_The request_
Every line holding the string "operational" should be gathered.

_Supplied material_
※

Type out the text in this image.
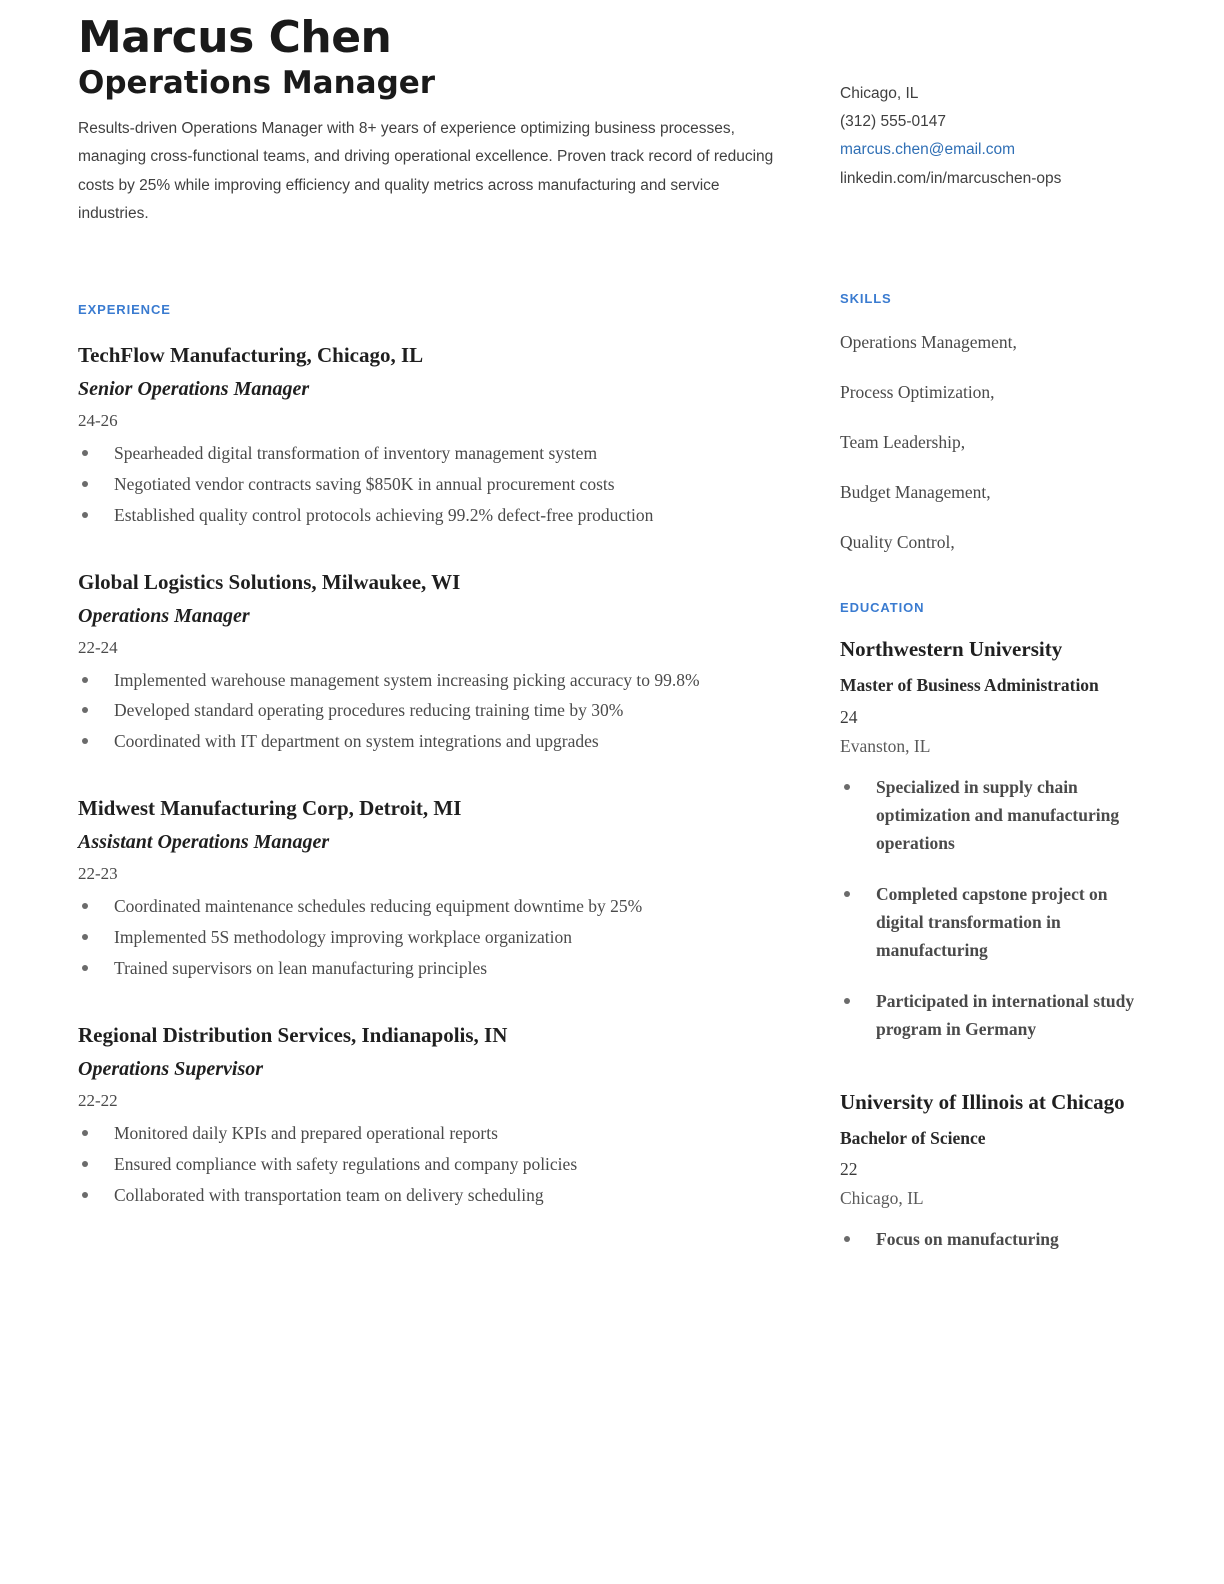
Marcus Chen
Operations Manager

Results-driven Operations Manager with 8+ years of experience optimizing business processes, managing cross-functional teams, and driving operational excellence. Proven track record of reducing costs by 25% while improving efficiency and quality metrics across manufacturing and service industries.

EXPERIENCE
TechFlow Manufacturing, Chicago, IL
Senior Operations Manager
24-26
Spearheaded digital transformation of inventory management system
Negotiated vendor contracts saving $850K in annual procurement costs
Established quality control protocols achieving 99.2% defect-free production
Global Logistics Solutions, Milwaukee, WI
Operations Manager
22-24
Implemented warehouse management system increasing picking accuracy to 99.8%
Developed standard operating procedures reducing training time by 30%
Coordinated with IT department on system integrations and upgrades
Midwest Manufacturing Corp, Detroit, MI
Assistant Operations Manager
22-23
Coordinated maintenance schedules reducing equipment downtime by 25%
Implemented 5S methodology improving workplace organization
Trained supervisors on lean manufacturing principles
Regional Distribution Services, Indianapolis, IN
Operations Supervisor
22-22
Monitored daily KPIs and prepared operational reports
Ensured compliance with safety regulations and company policies
Collaborated with transportation team on delivery scheduling
Chicago, IL
(312) 555-0147
marcus.chen@email.com
linkedin.com/in/marcuschen-ops
SKILLS
Operations Management,
Process Optimization,
Team Leadership,
Budget Management,
Quality Control,
EDUCATION
Northwestern University
Master of Business Administration
24
Evanston, IL
Specialized in supply chain optimization and manufacturing operations
Completed capstone project on digital transformation in manufacturing
Participated in international study program in Germany
University of Illinois at Chicago
Bachelor of Science
22
Chicago, IL
Focus on manufacturing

※

_Response below_
Results-driven Operations Manager with 8+ years of experience optimizing business processes, managing cross-functional teams, and driving operational excellence. Proven track record of reducing costs by 25% while improving efficiency and quality metrics across manufacturing and service industries.
Monitored daily KPIs and prepared operational reports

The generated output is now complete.